** start Given data **
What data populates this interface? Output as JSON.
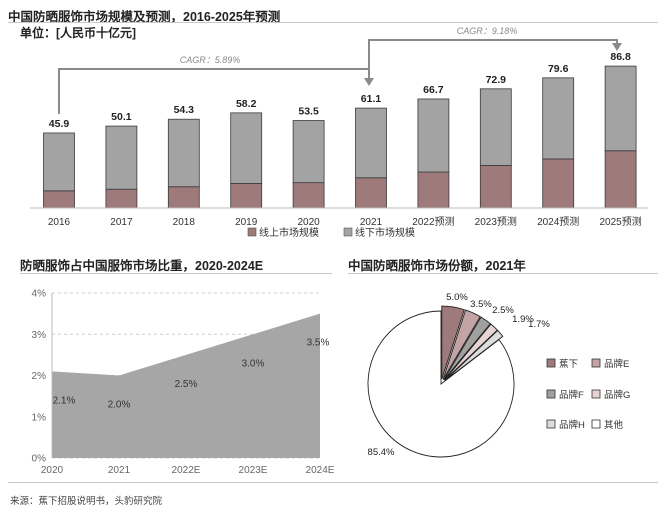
{
  "top": {
    "title": "中国防晒服饰市场规模及预测，2016-2025年预测",
    "unit": "单位：[人民币十亿元]",
    "cagr_left": "CAGR：5.89%",
    "cagr_right": "CAGR：9.18%"
  },
  "bottom_left": {
    "title": "防晒服饰占中国服饰市场比重，2020-2024E"
  },
  "bottom_right": {
    "title": "中国防晒服饰市场份额，2021年"
  },
  "source": "来源：蕉下招股说明书，头豹研究院",
  "colors": {
    "online": "#9f7a7a",
    "offline": "#a3a3a3",
    "area": "#a6a6a6",
    "pie_jiaoxia": "#9f7a7a",
    "pie_e": "#c3a3a3",
    "pie_f": "#a0a0a0",
    "pie_g": "#e7d3d3",
    "pie_h": "#dddddd",
    "pie_other": "#ffffff"
  },
  "chart_data": [
    {
      "type": "bar",
      "stacked": true,
      "categories": [
        "2016",
        "2017",
        "2018",
        "2019",
        "2020",
        "2021",
        "2022预测",
        "2023预测",
        "2024预测",
        "2025预测"
      ],
      "totals": [
        45.9,
        50.1,
        54.3,
        58.2,
        53.5,
        61.1,
        66.7,
        72.9,
        79.6,
        86.8
      ],
      "total_labels": [
        "45.9",
        "50.1",
        "54.3",
        "58.2",
        "53.5",
        "61.1",
        "66.7",
        "72.9",
        "79.6",
        "86.8"
      ],
      "series": [
        {
          "name": "线上市场规模",
          "values": [
            10.5,
            11.5,
            13.0,
            15.0,
            15.5,
            18.5,
            22.0,
            26.0,
            30.0,
            35.0
          ]
        },
        {
          "name": "线下市场规模",
          "values": [
            35.4,
            38.6,
            41.3,
            43.2,
            38.0,
            42.6,
            44.7,
            46.9,
            49.6,
            51.8
          ]
        }
      ],
      "ylim": [
        0,
        90
      ],
      "legend": "bottom"
    },
    {
      "type": "area",
      "x": [
        "2020",
        "2021",
        "2022E",
        "2023E",
        "2024E"
      ],
      "values": [
        2.1,
        2.0,
        2.5,
        3.0,
        3.5
      ],
      "value_labels": [
        "2.1%",
        "2.0%",
        "2.5%",
        "3.0%",
        "3.5%"
      ],
      "ylim": [
        0,
        4
      ],
      "yticks": [
        0,
        1,
        2,
        3,
        4
      ],
      "ytick_labels": [
        "0%",
        "1%",
        "2%",
        "3%",
        "4%"
      ],
      "grid": true
    },
    {
      "type": "pie",
      "slices": [
        {
          "name": "蕉下",
          "value": 5.0,
          "label": "5.0%"
        },
        {
          "name": "品牌E",
          "value": 3.5,
          "label": "3.5%"
        },
        {
          "name": "品牌F",
          "value": 2.5,
          "label": "2.5%"
        },
        {
          "name": "品牌G",
          "value": 1.9,
          "label": "1.9%"
        },
        {
          "name": "品牌H",
          "value": 1.7,
          "label": "1.7%"
        },
        {
          "name": "其他",
          "value": 85.4,
          "label": "85.4%"
        }
      ],
      "legend": "right"
    }
  ]
}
** end Given data **
== Short exercise ==
Reproduce all of the data exactly; the pictures do not belong in the copy.

== Full output ==
What data populates this interface? Output as JSON.
{
  "top": {
    "title": "中国防晒服饰市场规模及预测，2016-2025年预测",
    "unit": "单位：[人民币十亿元]",
    "cagr_left": "CAGR：5.89%",
    "cagr_right": "CAGR：9.18%"
  },
  "bottom_left": {
    "title": "防晒服饰占中国服饰市场比重，2020-2024E"
  },
  "bottom_right": {
    "title": "中国防晒服饰市场份额，2021年"
  },
  "source": "来源：蕉下招股说明书，头豹研究院",
  "colors": {
    "online": "#9f7a7a",
    "offline": "#a3a3a3",
    "area": "#a6a6a6",
    "pie_jiaoxia": "#9f7a7a",
    "pie_e": "#c3a3a3",
    "pie_f": "#a0a0a0",
    "pie_g": "#e7d3d3",
    "pie_h": "#dddddd",
    "pie_other": "#ffffff"
  },
  "chart_data": [
    {
      "type": "bar",
      "stacked": true,
      "categories": [
        "2016",
        "2017",
        "2018",
        "2019",
        "2020",
        "2021",
        "2022预测",
        "2023预测",
        "2024预测",
        "2025预测"
      ],
      "totals": [
        45.9,
        50.1,
        54.3,
        58.2,
        53.5,
        61.1,
        66.7,
        72.9,
        79.6,
        86.8
      ],
      "total_labels": [
        "45.9",
        "50.1",
        "54.3",
        "58.2",
        "53.5",
        "61.1",
        "66.7",
        "72.9",
        "79.6",
        "86.8"
      ],
      "series": [
        {
          "name": "线上市场规模",
          "values": [
            10.5,
            11.5,
            13.0,
            15.0,
            15.5,
            18.5,
            22.0,
            26.0,
            30.0,
            35.0
          ]
        },
        {
          "name": "线下市场规模",
          "values": [
            35.4,
            38.6,
            41.3,
            43.2,
            38.0,
            42.6,
            44.7,
            46.9,
            49.6,
            51.8
          ]
        }
      ],
      "ylim": [
        0,
        90
      ],
      "legend": "bottom"
    },
    {
      "type": "area",
      "x": [
        "2020",
        "2021",
        "2022E",
        "2023E",
        "2024E"
      ],
      "values": [
        2.1,
        2.0,
        2.5,
        3.0,
        3.5
      ],
      "value_labels": [
        "2.1%",
        "2.0%",
        "2.5%",
        "3.0%",
        "3.5%"
      ],
      "ylim": [
        0,
        4
      ],
      "yticks": [
        0,
        1,
        2,
        3,
        4
      ],
      "ytick_labels": [
        "0%",
        "1%",
        "2%",
        "3%",
        "4%"
      ],
      "grid": true
    },
    {
      "type": "pie",
      "slices": [
        {
          "name": "蕉下",
          "value": 5.0,
          "label": "5.0%"
        },
        {
          "name": "品牌E",
          "value": 3.5,
          "label": "3.5%"
        },
        {
          "name": "品牌F",
          "value": 2.5,
          "label": "2.5%"
        },
        {
          "name": "品牌G",
          "value": 1.9,
          "label": "1.9%"
        },
        {
          "name": "品牌H",
          "value": 1.7,
          "label": "1.7%"
        },
        {
          "name": "其他",
          "value": 85.4,
          "label": "85.4%"
        }
      ],
      "legend": "right"
    }
  ]
}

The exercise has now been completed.